- Given task 1:
Answer these from the distributed systems notes:
(a) What three things make a distributed system difficult to construct?
(b) When measuring time complexity, what is the assumed maximum message delay?
(c) How does execution progress in a synchronous system?

Systems & Models
- distributed system - collection of individual computing devices that can communicate with each other → each processor has semi-independent agenda
- Difficult to construct due to: 1. asynchrony 2. limited local knowledge 3. failures
Message Passing Systems
- processors communicate by sending messages over a bidirectional communication channel
- this pattern of connections is called topology or network → represented as an undirected graph
where
- processors represent vertices and
- connections are edges (when connection exists)
- Algorithm for such system is a local program for each processor
- configuration vector represents the state of each processor in the system, such that \(C = (q_0, q_1,...,q_n-1)\) contains state \(q_i\) of processor \(p_i\)
- events (or actions) are operations that happen in the system, e.g. local computation or message delivery
- execution models the behavior of system over time as a sequence of configurations and events → can be finite or infinite → must satisfy conditions used to represent correctness properties of the model
- Categories of conditions:
- safety - must hold in very finite prefix of any execution
- liveliness - must hold a certain number of times (possibly infinite) eventually → liveliness includes fairness condition: infinite executions contains infinitely many actions by a processor.
Asynchronous Systems
- when there exists no upper bound on how long it takes for a message to be delivered or how must time elapses between processor steps, e.g. the Internet
- admissible execution - each processor has an infinite number of computation events and every message is eventually delivered → assumes processors do not fail → there maybe many executions of the same algorithm
- terminated state
- each processor's state includes a set of such states
- once processor enters such state it remains in it
- algorithm terminates once all processors are in a terminated state
- message complexity - maximum of total number of messages sent over all admissible executions
- timed execution - associates a time (\({\rm I\!R}\)) with each event of when the event occurs
- measuring time complexity:
- assume that max. message delay is 1 unit of time
- complexity is the maximum time until termination of all timed, admissible executions with each message having delay at most 1
Synchronous System
- processors can send messages to neighbors and execution progresses in rounds
- admissible execution - if it is infinite → every processor takes an infinite number of computation steps and every message is eventually delivered (no failures)

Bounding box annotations
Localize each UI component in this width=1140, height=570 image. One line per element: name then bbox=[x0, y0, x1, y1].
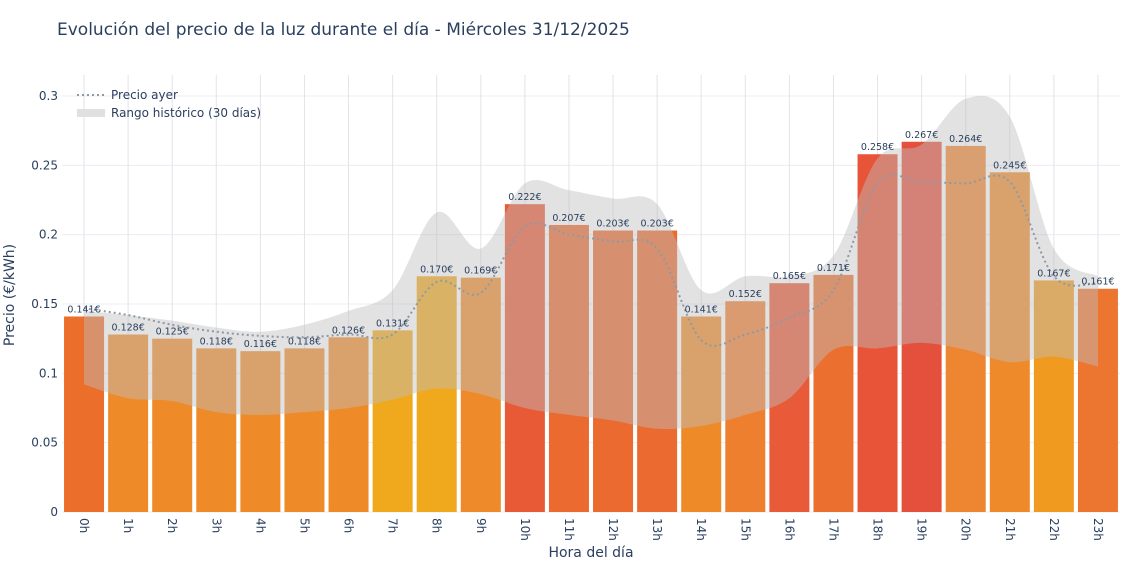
data-label: 0.141€ bbox=[685, 304, 718, 315]
x-tick-label: 17h bbox=[826, 518, 840, 541]
x-tick-label: 0h bbox=[77, 518, 91, 533]
x-tick-label: 1h bbox=[121, 518, 135, 533]
data-label: 0.116€ bbox=[244, 339, 277, 350]
bar-3h bbox=[196, 348, 237, 512]
bar-10h bbox=[504, 204, 545, 512]
bar-4h bbox=[240, 351, 281, 512]
bar-22h bbox=[1033, 280, 1074, 512]
x-tick-label: 10h bbox=[518, 518, 532, 541]
x-tick-label: 4h bbox=[253, 518, 267, 533]
y-tick-label: 0.1 bbox=[39, 366, 58, 380]
bar-14h bbox=[681, 316, 722, 512]
y-axis-title: Precio (€/kWh) bbox=[2, 244, 18, 346]
bar-15h bbox=[725, 301, 766, 512]
data-label: 0.170€ bbox=[420, 264, 453, 275]
legend-range[interactable]: Rango histórico (30 días) bbox=[111, 106, 261, 120]
x-tick-label: 15h bbox=[738, 518, 752, 541]
y-tick-label: 0.2 bbox=[39, 228, 58, 242]
bar-8h bbox=[416, 276, 457, 512]
legend-band-symbol bbox=[77, 109, 105, 117]
bar-13h bbox=[637, 230, 678, 513]
x-tick-label: 23h bbox=[1091, 518, 1105, 541]
x-tick-label: 2h bbox=[165, 518, 179, 533]
data-labels: 0.141€ 0.128€ 0.125€ 0.118€ 0.116€ 0.118€ 0.12… bbox=[67, 130, 1114, 350]
bar-11h bbox=[548, 224, 589, 512]
x-tick-label: 19h bbox=[915, 518, 929, 541]
x-tick-label: 9h bbox=[474, 518, 488, 533]
y-tick-label: 0 bbox=[50, 505, 58, 519]
x-axis-title: Hora del día bbox=[548, 545, 633, 561]
bar-20h bbox=[945, 145, 986, 513]
y-tick-label: 0.05 bbox=[31, 436, 58, 450]
data-label: 0.171€ bbox=[817, 263, 850, 274]
data-label: 0.131€ bbox=[376, 318, 409, 329]
data-label: 0.245€ bbox=[993, 160, 1026, 171]
historical-range-area bbox=[84, 95, 1098, 430]
bars bbox=[64, 141, 1118, 513]
yesterday-line bbox=[83, 174, 1099, 347]
axes: 0 0.05 0.1 0.15 0.2 0.25 0.3 0h 1h 2h 3h 4h 5h 6h 7h 8h… bbox=[31, 89, 1105, 541]
x-tick-label: 16h bbox=[782, 518, 796, 541]
bar-2h bbox=[152, 338, 193, 512]
data-label: 0.167€ bbox=[1037, 268, 1070, 279]
data-label: 0.118€ bbox=[288, 336, 321, 347]
data-label: 0.203€ bbox=[596, 219, 629, 230]
bar-0h bbox=[64, 316, 105, 512]
x-tick-label: 21h bbox=[1003, 518, 1017, 541]
bar-6h bbox=[328, 337, 369, 512]
y-tick-label: 0.15 bbox=[31, 297, 58, 311]
bar-23h bbox=[1077, 288, 1118, 512]
bar-5h bbox=[284, 348, 325, 512]
yesterday-price-line bbox=[83, 174, 1099, 347]
x-tick-label: 7h bbox=[386, 518, 400, 533]
bar-7h bbox=[372, 330, 413, 512]
bar-17h bbox=[813, 274, 854, 512]
bar-1h bbox=[108, 334, 149, 512]
legend-yesterday[interactable]: Precio ayer bbox=[111, 88, 178, 102]
data-label: 0.165€ bbox=[773, 271, 806, 282]
data-label: 0.222€ bbox=[508, 192, 541, 203]
x-tick-label: 11h bbox=[562, 518, 576, 541]
x-tick-label: 14h bbox=[694, 518, 708, 541]
data-label: 0.128€ bbox=[112, 323, 145, 334]
data-label: 0.118€ bbox=[200, 336, 233, 347]
x-tick-label: 5h bbox=[297, 518, 311, 533]
bar-19h bbox=[901, 141, 942, 512]
x-tick-label: 8h bbox=[430, 518, 444, 533]
x-tick-label: 12h bbox=[606, 518, 620, 541]
data-label: 0.207€ bbox=[552, 213, 585, 224]
x-tick-label: 20h bbox=[959, 518, 973, 541]
data-label: 0.264€ bbox=[949, 134, 982, 145]
bar-12h bbox=[593, 230, 634, 513]
data-label: 0.161€ bbox=[1081, 277, 1114, 288]
legend[interactable]: Precio ayer Rango histórico (30 días) bbox=[77, 88, 261, 120]
x-tick-label: 13h bbox=[650, 518, 664, 541]
data-label: 0.141€ bbox=[67, 304, 100, 315]
data-label: 0.267€ bbox=[905, 130, 938, 141]
bar-21h bbox=[989, 172, 1030, 512]
bar-16h bbox=[769, 283, 810, 512]
x-tick-label: 3h bbox=[209, 518, 223, 533]
bar-18h bbox=[857, 154, 898, 513]
data-label: 0.203€ bbox=[641, 219, 674, 230]
x-tick-label: 18h bbox=[871, 518, 885, 541]
data-label: 0.258€ bbox=[861, 142, 894, 153]
x-tick-label: 22h bbox=[1047, 518, 1061, 541]
chart-title: Evolución del precio de la luz durante e… bbox=[57, 20, 630, 40]
y-tick-label: 0.25 bbox=[31, 158, 58, 172]
bar-9h bbox=[460, 277, 501, 512]
y-tick-label: 0.3 bbox=[39, 89, 58, 103]
data-label: 0.126€ bbox=[332, 325, 365, 336]
historical-range-band bbox=[84, 95, 1098, 430]
x-tick-label: 6h bbox=[342, 518, 356, 533]
data-label: 0.152€ bbox=[729, 289, 762, 300]
data-label: 0.125€ bbox=[156, 327, 189, 338]
data-label: 0.169€ bbox=[464, 266, 497, 277]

- Given task 2:
In the records, begin at the line that has "data-label: 0.141€ bbox=[685, 304, 718, 315]" and stop after the line that has "bar-3h bbox=[196, 348, 237, 512]". Return those lines as a JSON list of strings, one string per line, leaving out any blank lines.

- Worked solution 1:
(a) Asynchrony, limited local knowledge, and failures.
(b) 1 unit of time.
(c) In rounds.

- Worked solution 2:
[
  "data-label: 0.141€ bbox=[685, 304, 718, 315]",
  "x-tick-label: 17h bbox=[826, 518, 840, 541]",
  "x-tick-label: 0h bbox=[77, 518, 91, 533]",
  "x-tick-label: 1h bbox=[121, 518, 135, 533]",
  "data-label: 0.116€ bbox=[244, 339, 277, 350]",
  "bar-3h bbox=[196, 348, 237, 512]"
]